§ **Supplied material**:
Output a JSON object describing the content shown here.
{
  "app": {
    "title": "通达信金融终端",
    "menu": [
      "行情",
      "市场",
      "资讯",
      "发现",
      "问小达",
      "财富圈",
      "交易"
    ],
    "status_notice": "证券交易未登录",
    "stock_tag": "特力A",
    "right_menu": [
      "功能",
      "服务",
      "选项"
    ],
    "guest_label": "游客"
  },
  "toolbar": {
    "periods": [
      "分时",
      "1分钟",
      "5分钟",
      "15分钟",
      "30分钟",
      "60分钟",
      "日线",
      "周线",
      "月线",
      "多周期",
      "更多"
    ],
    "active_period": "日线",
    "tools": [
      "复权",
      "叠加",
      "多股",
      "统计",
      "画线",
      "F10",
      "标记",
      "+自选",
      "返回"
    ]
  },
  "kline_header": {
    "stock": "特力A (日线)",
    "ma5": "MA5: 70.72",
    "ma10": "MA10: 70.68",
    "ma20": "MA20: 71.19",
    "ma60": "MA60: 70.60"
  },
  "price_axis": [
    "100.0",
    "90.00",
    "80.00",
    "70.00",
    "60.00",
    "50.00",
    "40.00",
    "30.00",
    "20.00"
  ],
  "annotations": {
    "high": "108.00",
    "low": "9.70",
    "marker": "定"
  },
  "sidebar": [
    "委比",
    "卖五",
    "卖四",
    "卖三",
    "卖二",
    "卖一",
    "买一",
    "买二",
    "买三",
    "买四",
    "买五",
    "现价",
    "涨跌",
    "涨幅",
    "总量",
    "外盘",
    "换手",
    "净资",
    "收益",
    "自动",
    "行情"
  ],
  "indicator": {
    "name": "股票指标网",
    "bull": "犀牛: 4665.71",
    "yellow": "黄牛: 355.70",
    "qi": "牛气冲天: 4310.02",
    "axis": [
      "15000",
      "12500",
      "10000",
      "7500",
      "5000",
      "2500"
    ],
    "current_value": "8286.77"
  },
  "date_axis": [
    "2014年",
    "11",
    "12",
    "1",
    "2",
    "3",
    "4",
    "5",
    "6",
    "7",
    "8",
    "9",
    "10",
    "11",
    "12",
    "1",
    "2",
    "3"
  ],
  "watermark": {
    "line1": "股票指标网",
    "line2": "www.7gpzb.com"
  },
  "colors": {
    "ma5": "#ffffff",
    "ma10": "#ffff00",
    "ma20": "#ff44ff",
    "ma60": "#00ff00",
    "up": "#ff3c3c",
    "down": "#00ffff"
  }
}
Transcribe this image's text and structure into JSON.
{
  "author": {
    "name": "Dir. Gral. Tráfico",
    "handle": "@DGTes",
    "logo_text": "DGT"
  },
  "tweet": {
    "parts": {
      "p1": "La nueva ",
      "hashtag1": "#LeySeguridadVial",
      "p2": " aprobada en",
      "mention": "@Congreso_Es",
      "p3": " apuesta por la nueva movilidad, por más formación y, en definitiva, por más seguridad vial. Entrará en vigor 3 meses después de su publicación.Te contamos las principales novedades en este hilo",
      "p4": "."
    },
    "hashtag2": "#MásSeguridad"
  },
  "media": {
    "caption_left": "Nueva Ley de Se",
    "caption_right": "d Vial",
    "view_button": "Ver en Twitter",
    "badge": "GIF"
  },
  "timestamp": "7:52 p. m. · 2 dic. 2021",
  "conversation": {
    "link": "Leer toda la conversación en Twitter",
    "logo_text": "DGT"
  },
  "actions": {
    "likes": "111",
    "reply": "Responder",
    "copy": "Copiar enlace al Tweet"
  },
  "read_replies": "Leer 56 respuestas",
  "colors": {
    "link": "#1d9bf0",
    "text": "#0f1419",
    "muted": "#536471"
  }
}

§ **Exercise task**: Transcribe each entry exactly.

§ **Result of the exercise**:
Output a JSON object describing the content shown here.
{
  "app": {
    "title": "通达信金融终端",
    "menu": [
      "行情",
      "市场",
      "资讯",
      "发现",
      "问小达",
      "财富圈",
      "交易"
    ],
    "status_notice": "证券交易未登录",
    "stock_tag": "特力A",
    "right_menu": [
      "功能",
      "服务",
      "选项"
    ],
    "guest_label": "游客"
  },
  "toolbar": {
    "periods": [
      "分时",
      "1分钟",
      "5分钟",
      "15分钟",
      "30分钟",
      "60分钟",
      "日线",
      "周线",
      "月线",
      "多周期",
      "更多"
    ],
    "active_period": "日线",
    "tools": [
      "复权",
      "叠加",
      "多股",
      "统计",
      "画线",
      "F10",
      "标记",
      "+自选",
      "返回"
    ]
  },
  "kline_header": {
    "stock": "特力A (日线)",
    "ma5": "MA5: 70.72",
    "ma10": "MA10: 70.68",
    "ma20": "MA20: 71.19",
    "ma60": "MA60: 70.60"
  },
  "price_axis": [
    "100.0",
    "90.00",
    "80.00",
    "70.00",
    "60.00",
    "50.00",
    "40.00",
    "30.00",
    "20.00"
  ],
  "annotations": {
    "high": "108.00",
    "low": "9.70",
    "marker": "定"
  },
  "sidebar": [
    "委比",
    "卖五",
    "卖四",
    "卖三",
    "卖二",
    "卖一",
    "买一",
    "买二",
    "买三",
    "买四",
    "买五",
    "现价",
    "涨跌",
    "涨幅",
    "总量",
    "外盘",
    "换手",
    "净资",
    "收益",
    "自动",
    "行情"
  ],
  "indicator": {
    "name": "股票指标网",
    "bull": "犀牛: 4665.71",
    "yellow": "黄牛: 355.70",
    "qi": "牛气冲天: 4310.02",
    "axis": [
      "15000",
      "12500",
      "10000",
      "7500",
      "5000",
      "2500"
    ],
    "current_value": "8286.77"
  },
  "date_axis": [
    "2014年",
    "11",
    "12",
    "1",
    "2",
    "3",
    "4",
    "5",
    "6",
    "7",
    "8",
    "9",
    "10",
    "11",
    "12",
    "1",
    "2",
    "3"
  ],
  "watermark": {
    "line1": "股票指标网",
    "line2": "www.7gpzb.com"
  },
  "colors": {
    "ma5": "#ffffff",
    "ma10": "#ffff00",
    "ma20": "#ff44ff",
    "ma60": "#00ff00",
    "up": "#ff3c3c",
    "down": "#00ffff"
  }
}
Transcribe this image's text and structure into JSON.
{
  "author": {
    "name": "Dir. Gral. Tráfico",
    "handle": "@DGTes",
    "logo_text": "DGT"
  },
  "tweet": {
    "parts": {
      "p1": "La nueva ",
      "hashtag1": "#LeySeguridadVial",
      "p2": " aprobada en",
      "mention": "@Congreso_Es",
      "p3": " apuesta por la nueva movilidad, por más formación y, en definitiva, por más seguridad vial. Entrará en vigor 3 meses después de su publicación.Te contamos las principales novedades en este hilo",
      "p4": "."
    },
    "hashtag2": "#MásSeguridad"
  },
  "media": {
    "caption_left": "Nueva Ley de Se",
    "caption_right": "d Vial",
    "view_button": "Ver en Twitter",
    "badge": "GIF"
  },
  "timestamp": "7:52 p. m. · 2 dic. 2021",
  "conversation": {
    "link": "Leer toda la conversación en Twitter",
    "logo_text": "DGT"
  },
  "actions": {
    "likes": "111",
    "reply": "Responder",
    "copy": "Copiar enlace al Tweet"
  },
  "read_replies": "Leer 56 respuestas",
  "colors": {
    "link": "#1d9bf0",
    "text": "#0f1419",
    "muted": "#536471"
  }
}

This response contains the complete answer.